§ ENTRIES PROVIDED
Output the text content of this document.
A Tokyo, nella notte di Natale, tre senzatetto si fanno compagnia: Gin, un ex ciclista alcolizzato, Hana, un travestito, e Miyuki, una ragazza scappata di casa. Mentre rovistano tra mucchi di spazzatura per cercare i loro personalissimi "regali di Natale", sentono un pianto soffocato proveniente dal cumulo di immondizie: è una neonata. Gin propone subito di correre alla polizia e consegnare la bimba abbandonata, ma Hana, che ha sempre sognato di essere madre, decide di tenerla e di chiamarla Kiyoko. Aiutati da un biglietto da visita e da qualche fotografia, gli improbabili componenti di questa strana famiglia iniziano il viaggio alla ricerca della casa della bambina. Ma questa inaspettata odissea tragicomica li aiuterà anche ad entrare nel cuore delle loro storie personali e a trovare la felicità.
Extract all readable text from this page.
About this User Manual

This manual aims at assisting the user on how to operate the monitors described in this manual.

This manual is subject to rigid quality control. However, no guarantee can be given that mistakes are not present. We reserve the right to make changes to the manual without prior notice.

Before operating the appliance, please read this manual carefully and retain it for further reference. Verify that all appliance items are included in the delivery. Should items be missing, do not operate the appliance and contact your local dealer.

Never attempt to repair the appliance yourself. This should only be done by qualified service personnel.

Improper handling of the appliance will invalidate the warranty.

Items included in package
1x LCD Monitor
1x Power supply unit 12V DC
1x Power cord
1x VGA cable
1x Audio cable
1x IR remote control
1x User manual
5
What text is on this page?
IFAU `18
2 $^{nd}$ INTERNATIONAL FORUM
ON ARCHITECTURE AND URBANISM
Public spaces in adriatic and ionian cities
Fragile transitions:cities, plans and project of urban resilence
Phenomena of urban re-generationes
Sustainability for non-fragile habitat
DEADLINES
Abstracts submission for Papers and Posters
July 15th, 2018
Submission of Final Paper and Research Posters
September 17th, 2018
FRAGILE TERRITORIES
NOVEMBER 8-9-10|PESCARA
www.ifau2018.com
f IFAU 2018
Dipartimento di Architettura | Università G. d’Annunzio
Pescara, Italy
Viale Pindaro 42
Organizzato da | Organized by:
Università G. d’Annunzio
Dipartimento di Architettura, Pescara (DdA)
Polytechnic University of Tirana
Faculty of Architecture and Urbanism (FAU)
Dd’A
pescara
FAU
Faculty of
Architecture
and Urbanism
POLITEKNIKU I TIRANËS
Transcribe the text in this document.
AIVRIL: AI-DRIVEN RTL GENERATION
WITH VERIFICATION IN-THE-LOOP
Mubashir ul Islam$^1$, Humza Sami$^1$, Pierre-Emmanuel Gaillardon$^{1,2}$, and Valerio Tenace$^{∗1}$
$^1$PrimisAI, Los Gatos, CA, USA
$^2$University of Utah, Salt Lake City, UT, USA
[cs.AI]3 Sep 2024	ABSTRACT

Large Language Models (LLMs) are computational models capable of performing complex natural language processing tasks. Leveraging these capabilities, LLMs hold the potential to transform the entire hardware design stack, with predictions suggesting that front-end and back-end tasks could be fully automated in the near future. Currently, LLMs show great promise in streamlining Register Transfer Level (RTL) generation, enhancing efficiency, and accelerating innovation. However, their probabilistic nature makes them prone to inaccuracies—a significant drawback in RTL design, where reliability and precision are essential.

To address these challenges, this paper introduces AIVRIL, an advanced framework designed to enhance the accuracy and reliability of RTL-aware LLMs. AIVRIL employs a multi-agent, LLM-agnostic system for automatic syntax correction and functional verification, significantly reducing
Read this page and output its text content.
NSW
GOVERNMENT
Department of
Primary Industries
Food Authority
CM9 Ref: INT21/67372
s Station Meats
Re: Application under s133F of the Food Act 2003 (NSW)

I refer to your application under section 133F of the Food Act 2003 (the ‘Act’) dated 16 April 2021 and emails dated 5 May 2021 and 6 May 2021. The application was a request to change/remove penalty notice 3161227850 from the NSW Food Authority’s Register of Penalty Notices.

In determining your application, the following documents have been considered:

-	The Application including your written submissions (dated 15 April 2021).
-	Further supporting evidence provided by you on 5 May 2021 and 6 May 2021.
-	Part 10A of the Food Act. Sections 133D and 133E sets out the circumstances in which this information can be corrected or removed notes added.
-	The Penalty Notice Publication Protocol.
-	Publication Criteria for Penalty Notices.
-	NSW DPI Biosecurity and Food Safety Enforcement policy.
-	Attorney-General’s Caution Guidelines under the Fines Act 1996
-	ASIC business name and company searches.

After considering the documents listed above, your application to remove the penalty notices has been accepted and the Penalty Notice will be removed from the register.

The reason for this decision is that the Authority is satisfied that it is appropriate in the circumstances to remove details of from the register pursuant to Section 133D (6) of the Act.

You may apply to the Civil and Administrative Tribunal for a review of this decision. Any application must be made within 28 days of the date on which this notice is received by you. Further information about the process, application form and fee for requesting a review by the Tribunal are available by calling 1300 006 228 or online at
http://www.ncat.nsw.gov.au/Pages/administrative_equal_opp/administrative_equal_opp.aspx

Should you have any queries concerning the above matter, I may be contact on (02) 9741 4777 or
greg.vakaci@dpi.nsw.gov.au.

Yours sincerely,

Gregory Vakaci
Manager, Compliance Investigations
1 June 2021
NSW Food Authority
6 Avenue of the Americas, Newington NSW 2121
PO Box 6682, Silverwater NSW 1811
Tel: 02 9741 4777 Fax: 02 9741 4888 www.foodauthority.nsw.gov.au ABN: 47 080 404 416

§ AIM
Go through the records and copy each line with "Dipartimento" in it.

§ COMPLETE RESPONSE
Dipartimento di Architettura | Università G. d’Annunzio
Dipartimento di Architettura, Pescara (DdA)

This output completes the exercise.